SOURCE DOCUMENT below:
The highlight of the day was the ornamental return of the four expelled NRM MPs. They entered the House in style. Members from across the political spectrum nearly gave them a standing ovation as they walked into the chamber. They put on grins of victors. Theodore Ssekikubo (Lwemiyaga), Mohammed Nsereko (Kampala Central) and Wilfred Niwagaba (Ndorwa East) interrupted business in the House as they greeted grinning ministers on the front bench and reached out to the back-benchers
After they took their special seats - in the middle of the chamber - Madam Speaker who allocated them the seats immediately posted them to standing committees. Nsereko is a member of the Human Rights Committee, Ssekikubo was sent to Public Accounts Committee, Buyaga West MP BarnabasTinkasiimire, another expelled MP, was given Equal Opportunities Committee and Niwagaba went to Rules, Privileges and Discipline Committee. Ms Kadaga has also since restored all their benefits until the Supreme Court rules on the matter.
End of SOURCE DOCUMENT.
EXERCISE DATA below:
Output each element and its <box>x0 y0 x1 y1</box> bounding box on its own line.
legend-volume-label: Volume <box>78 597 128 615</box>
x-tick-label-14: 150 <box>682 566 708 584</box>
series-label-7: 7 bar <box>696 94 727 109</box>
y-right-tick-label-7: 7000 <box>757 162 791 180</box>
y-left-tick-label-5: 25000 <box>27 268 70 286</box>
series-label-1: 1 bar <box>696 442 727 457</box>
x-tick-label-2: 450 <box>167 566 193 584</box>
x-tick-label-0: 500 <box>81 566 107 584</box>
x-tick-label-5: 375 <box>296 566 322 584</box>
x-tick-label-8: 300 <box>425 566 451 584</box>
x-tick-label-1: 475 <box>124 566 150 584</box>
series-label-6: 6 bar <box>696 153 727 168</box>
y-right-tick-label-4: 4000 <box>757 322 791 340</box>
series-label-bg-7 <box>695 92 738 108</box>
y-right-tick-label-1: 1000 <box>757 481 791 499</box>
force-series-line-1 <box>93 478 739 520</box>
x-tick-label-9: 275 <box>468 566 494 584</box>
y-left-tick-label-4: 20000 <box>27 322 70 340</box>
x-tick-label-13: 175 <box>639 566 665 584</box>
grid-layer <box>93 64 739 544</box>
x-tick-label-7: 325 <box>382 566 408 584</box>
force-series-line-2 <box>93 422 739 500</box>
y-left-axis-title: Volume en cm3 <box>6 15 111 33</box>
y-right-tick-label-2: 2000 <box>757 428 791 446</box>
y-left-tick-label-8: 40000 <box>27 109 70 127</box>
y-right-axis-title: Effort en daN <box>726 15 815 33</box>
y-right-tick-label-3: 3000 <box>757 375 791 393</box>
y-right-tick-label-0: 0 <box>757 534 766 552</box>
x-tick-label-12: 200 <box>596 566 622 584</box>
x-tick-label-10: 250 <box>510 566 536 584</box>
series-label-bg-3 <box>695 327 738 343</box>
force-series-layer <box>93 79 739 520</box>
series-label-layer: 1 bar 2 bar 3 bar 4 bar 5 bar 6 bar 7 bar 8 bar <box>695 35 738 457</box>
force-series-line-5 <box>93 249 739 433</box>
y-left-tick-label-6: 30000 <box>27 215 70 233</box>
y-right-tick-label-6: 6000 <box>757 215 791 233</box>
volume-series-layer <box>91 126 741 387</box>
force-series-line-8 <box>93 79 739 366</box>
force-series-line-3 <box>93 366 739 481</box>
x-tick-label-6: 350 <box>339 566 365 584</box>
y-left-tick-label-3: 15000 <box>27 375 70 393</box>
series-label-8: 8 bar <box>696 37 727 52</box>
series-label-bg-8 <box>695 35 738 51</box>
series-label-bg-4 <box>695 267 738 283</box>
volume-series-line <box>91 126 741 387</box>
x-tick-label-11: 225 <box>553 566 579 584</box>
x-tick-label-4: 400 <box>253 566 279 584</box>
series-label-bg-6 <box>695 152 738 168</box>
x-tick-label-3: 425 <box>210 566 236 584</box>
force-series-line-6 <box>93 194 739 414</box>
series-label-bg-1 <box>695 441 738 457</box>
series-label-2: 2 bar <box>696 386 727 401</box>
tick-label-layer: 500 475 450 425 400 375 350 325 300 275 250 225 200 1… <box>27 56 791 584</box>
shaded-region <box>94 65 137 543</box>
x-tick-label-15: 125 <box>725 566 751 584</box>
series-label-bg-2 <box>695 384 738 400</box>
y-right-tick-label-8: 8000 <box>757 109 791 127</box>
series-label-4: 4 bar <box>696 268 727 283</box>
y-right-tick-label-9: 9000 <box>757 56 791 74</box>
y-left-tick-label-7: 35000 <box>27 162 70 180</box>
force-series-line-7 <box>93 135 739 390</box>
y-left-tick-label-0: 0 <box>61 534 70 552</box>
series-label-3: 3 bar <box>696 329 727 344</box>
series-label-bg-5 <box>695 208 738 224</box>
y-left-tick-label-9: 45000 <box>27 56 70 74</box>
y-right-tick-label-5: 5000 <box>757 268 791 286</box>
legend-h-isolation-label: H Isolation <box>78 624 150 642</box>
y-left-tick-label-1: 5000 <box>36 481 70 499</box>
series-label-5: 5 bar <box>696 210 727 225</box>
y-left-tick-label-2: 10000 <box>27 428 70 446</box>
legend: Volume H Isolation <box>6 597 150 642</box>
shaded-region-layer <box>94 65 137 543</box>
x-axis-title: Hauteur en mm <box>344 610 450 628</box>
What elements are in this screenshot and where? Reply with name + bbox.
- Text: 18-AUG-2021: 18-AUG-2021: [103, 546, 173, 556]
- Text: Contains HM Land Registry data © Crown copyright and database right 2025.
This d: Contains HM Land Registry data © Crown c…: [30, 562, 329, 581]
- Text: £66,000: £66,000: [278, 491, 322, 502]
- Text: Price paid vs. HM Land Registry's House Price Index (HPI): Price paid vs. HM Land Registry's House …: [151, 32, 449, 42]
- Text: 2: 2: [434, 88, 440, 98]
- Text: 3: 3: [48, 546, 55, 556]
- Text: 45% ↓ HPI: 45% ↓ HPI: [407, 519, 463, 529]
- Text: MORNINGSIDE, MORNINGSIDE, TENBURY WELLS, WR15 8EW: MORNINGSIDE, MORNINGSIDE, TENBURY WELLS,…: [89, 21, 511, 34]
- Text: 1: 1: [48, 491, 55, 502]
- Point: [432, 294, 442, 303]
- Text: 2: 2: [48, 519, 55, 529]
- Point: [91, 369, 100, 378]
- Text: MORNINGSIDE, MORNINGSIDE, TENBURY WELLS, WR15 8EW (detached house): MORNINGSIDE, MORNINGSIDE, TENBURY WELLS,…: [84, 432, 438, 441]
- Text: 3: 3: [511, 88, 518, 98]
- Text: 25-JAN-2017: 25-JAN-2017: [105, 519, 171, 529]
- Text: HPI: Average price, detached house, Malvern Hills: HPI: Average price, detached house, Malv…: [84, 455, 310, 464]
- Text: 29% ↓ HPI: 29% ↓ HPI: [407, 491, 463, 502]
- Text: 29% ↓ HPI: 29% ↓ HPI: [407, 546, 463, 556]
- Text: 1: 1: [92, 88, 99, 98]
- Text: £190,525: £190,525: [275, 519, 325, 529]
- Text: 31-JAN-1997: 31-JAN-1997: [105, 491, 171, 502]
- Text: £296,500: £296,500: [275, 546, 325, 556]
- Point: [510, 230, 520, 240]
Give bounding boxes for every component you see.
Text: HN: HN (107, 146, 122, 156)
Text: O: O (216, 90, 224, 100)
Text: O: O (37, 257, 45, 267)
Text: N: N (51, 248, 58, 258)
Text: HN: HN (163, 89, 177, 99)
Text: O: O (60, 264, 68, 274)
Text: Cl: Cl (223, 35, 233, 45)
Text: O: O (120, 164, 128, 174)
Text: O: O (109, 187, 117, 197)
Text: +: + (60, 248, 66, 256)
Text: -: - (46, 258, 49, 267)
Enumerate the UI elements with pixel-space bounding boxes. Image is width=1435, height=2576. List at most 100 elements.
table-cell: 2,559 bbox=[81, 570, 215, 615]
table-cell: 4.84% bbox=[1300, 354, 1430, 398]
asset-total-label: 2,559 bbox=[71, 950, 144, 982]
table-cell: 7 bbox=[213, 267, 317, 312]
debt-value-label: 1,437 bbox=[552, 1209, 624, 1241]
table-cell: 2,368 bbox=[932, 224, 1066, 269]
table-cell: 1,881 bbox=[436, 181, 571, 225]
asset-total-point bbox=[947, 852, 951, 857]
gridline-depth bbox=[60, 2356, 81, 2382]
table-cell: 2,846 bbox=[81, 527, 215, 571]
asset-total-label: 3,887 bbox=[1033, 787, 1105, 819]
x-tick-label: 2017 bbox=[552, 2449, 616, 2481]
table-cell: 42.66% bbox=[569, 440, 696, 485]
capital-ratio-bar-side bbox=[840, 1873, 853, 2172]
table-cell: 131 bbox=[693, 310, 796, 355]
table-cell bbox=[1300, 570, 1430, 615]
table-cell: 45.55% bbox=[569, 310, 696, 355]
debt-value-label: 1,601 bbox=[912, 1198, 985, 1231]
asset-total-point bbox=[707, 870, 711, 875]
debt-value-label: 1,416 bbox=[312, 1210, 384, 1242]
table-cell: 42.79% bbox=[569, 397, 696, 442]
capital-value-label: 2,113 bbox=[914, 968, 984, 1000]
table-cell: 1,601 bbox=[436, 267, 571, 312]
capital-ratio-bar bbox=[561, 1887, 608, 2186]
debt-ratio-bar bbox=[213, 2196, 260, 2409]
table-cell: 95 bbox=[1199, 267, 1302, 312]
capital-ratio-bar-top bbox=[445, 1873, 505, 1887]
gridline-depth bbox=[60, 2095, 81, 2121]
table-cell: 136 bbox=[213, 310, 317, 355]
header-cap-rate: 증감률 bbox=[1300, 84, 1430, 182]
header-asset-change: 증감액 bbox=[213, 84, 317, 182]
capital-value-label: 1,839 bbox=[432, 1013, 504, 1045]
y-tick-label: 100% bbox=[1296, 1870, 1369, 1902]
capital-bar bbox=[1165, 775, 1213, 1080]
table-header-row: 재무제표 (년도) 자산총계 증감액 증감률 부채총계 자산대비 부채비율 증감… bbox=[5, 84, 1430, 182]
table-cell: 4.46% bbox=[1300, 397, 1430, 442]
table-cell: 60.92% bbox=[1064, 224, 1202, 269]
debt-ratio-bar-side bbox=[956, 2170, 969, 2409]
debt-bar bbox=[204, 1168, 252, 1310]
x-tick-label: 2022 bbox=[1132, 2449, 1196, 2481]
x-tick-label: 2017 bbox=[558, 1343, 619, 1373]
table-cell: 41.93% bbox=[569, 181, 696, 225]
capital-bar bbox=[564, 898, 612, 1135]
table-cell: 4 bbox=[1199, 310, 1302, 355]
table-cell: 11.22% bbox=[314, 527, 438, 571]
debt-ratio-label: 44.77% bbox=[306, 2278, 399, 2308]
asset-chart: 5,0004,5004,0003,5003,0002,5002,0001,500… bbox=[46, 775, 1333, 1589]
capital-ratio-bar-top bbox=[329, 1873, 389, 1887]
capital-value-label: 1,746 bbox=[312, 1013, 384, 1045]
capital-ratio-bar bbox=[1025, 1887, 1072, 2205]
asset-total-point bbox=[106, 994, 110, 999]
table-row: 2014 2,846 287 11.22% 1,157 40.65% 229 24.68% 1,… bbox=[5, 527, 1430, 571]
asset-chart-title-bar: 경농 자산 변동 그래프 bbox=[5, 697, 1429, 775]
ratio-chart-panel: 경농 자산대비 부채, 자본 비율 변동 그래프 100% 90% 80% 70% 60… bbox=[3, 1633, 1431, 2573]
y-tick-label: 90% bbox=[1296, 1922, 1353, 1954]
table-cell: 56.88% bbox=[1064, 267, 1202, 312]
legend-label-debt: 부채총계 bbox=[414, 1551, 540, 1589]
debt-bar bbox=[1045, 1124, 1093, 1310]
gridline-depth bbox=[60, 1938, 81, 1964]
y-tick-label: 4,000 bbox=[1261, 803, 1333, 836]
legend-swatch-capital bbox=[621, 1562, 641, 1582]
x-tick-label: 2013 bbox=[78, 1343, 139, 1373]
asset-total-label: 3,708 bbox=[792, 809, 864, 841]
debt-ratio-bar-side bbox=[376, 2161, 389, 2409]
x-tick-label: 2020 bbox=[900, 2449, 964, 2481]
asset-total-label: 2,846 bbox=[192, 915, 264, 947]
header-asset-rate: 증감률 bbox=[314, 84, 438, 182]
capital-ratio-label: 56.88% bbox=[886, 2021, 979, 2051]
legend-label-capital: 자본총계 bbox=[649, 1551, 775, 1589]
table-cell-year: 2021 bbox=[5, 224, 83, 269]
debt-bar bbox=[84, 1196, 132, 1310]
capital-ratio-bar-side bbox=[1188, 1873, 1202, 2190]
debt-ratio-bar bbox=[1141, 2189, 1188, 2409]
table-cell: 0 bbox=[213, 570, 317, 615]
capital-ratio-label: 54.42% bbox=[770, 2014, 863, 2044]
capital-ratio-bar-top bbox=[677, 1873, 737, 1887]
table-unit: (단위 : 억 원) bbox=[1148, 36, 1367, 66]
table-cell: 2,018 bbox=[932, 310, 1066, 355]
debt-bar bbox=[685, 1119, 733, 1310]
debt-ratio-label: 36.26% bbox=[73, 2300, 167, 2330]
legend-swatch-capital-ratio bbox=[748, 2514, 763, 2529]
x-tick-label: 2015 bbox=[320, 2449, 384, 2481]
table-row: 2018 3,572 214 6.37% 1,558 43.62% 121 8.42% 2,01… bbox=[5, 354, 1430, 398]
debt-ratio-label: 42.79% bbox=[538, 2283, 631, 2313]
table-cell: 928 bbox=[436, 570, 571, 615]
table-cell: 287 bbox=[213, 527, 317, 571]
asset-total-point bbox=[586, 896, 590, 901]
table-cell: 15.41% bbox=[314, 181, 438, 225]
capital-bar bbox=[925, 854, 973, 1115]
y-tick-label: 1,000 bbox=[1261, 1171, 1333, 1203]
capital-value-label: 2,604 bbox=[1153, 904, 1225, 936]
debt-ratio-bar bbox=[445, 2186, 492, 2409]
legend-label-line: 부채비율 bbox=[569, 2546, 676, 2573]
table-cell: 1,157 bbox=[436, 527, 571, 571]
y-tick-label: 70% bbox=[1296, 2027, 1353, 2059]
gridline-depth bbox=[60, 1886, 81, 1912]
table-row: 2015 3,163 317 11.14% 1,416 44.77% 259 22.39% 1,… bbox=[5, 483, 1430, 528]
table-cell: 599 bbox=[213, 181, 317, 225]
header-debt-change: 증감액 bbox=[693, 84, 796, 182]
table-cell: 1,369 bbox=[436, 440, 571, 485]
End of EXERCISE DATA.
* EXERCISE SET *
(1) According to the report on the expelled NRM MPs' return to the House, what did Ssekikubo, Nsereko and Niwagaba do that interrupted business in the House? Answer in one to three sentences.
(2) Carry the report on the expelled NRM MPs' return to the House forward from its last sentence.
The material comes from a different source than the report on the four expelled NRM MPs.

* ANSWERS PER TASK *
(1) They interrupted business by greeting the grinning ministers on the front bench and reaching out to the back-benchers as they entered the chamber.

(2)
FDC’s dirty linen
In a case of a dejected man crying over spilt milk, Odonga Otto, who declined to serve in Wafula Ogutu-led Shadow cabinet, citing unfair treatment, condemned the party leadership on the floor of Parliament. The cantankerous FDC MP complained that the new Leader of Opposition in Parliament, Mr Ogutu, was “appointed” and not “elected” in total disregard of The Administration of the Parliament Act.
He also rejected the appointment of former Uganda Peoples Congress irony lady, Ms Cecilia Ogwal. Ms Ogwal is the new Opposition Chief Whip. The Administration of Parliament Act, 1997, provides for the organisation and administration of the Parliament of Uganda and for the employment and remuneration of staff of the Parliamentary Service. He faults his leaders for violating this Act.
In trying to stop Otto from washing the party’s “dirty linen in public”, new Public Accounts Committee chairperson Alice Alaso, who is also the FDC party Secretary General, immediately jumped to the defence of Maj Gen Mugisha Muntu, the party president.
Ms Alaso told Parliament that Mr Otto had informed the party that he was going to court and wondered why he chose to bring the matter to the House. Ms Kadaga ruled against Mr Otto, saying as Speaker, she cannot involve herself in internal party politics. As the 2016 elections draw nearer, the FDC should be in better shape than it is.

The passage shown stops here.